* [Stated task] The listing below should be printed exactly, every line of it. Skip the pictures.

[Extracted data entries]
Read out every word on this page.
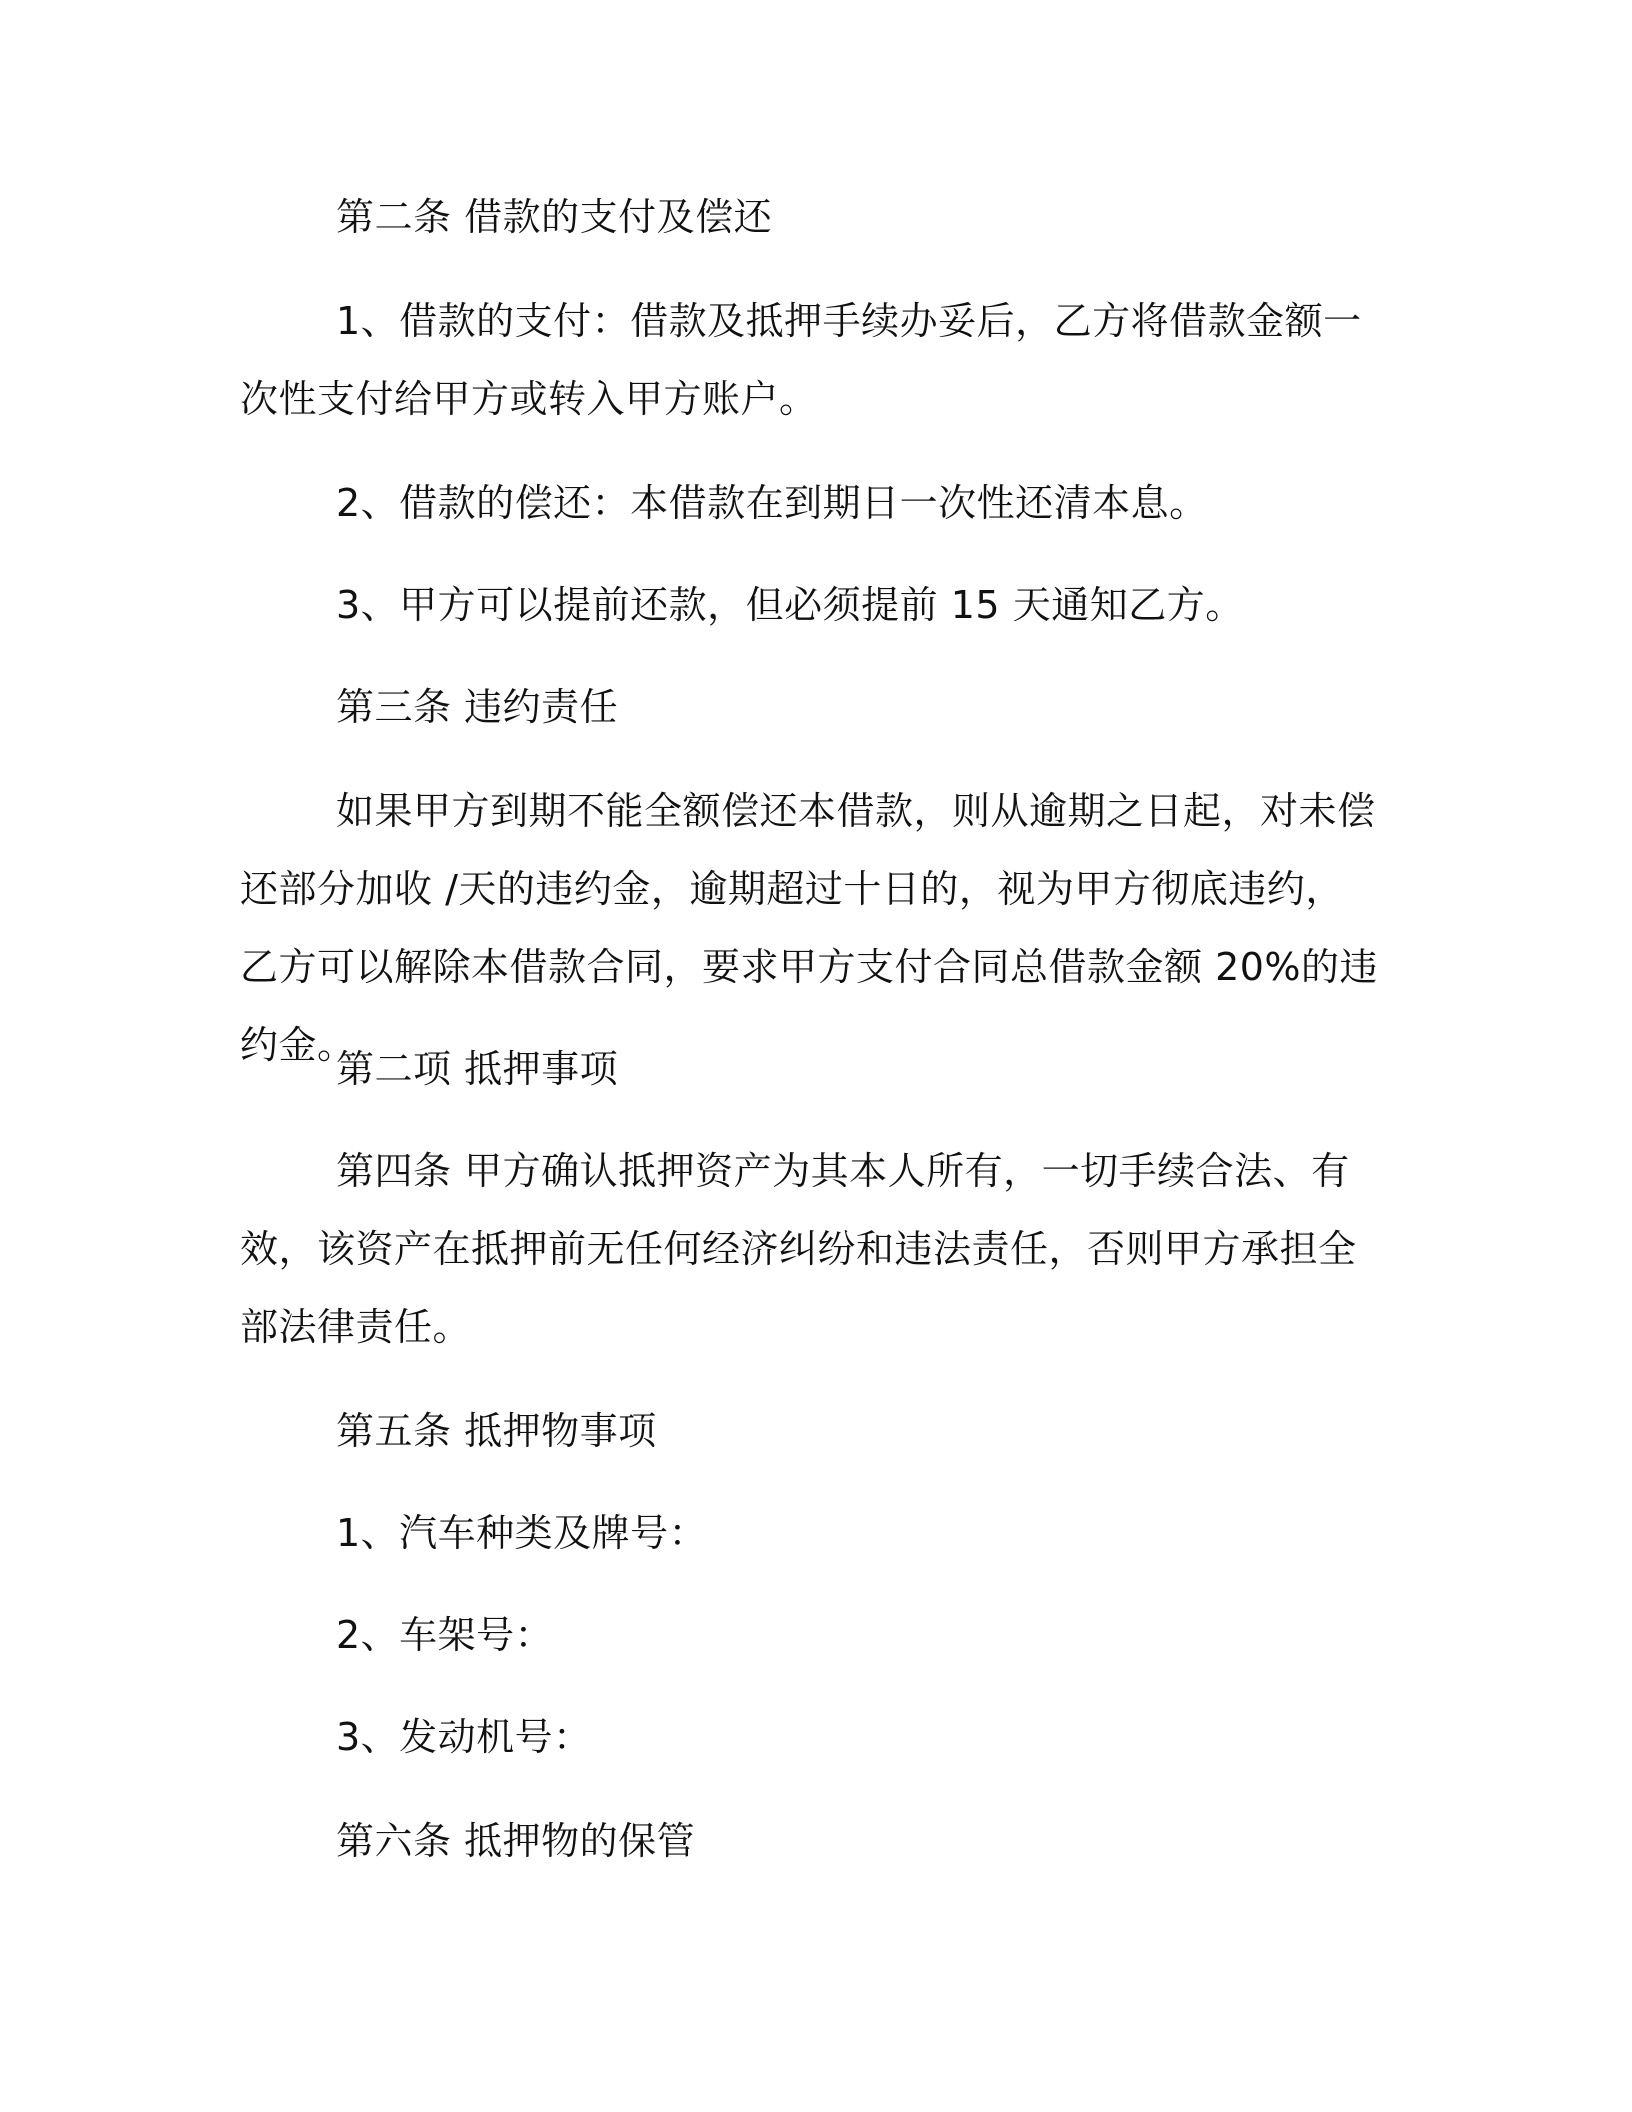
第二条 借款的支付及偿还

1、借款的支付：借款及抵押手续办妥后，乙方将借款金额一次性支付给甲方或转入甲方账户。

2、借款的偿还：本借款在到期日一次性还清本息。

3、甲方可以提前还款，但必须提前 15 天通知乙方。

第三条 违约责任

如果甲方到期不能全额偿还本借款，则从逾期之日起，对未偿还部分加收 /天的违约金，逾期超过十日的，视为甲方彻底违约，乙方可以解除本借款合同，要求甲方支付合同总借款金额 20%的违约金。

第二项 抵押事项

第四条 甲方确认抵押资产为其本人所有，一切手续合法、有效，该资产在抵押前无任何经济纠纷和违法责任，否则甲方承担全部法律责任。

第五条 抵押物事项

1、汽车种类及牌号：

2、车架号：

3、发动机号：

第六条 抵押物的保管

* [Solution for this task]
Read out every word on this page.
第二条 借款的支付及偿还

1、借款的支付：借款及抵押手续办妥后，乙方将借款金额一次性支付给甲方或转入甲方账户。

2、借款的偿还：本借款在到期日一次性还清本息。

3、甲方可以提前还款，但必须提前 15 天通知乙方。

第三条 违约责任

如果甲方到期不能全额偿还本借款，则从逾期之日起，对未偿还部分加收 /天的违约金，逾期超过十日的，视为甲方彻底违约，乙方可以解除本借款合同，要求甲方支付合同总借款金额 20%的违约金。

第二项 抵押事项

第四条 甲方确认抵押资产为其本人所有，一切手续合法、有效，该资产在抵押前无任何经济纠纷和违法责任，否则甲方承担全部法律责任。

第五条 抵押物事项

1、汽车种类及牌号：

2、车架号：

3、发动机号：

第六条 抵押物的保管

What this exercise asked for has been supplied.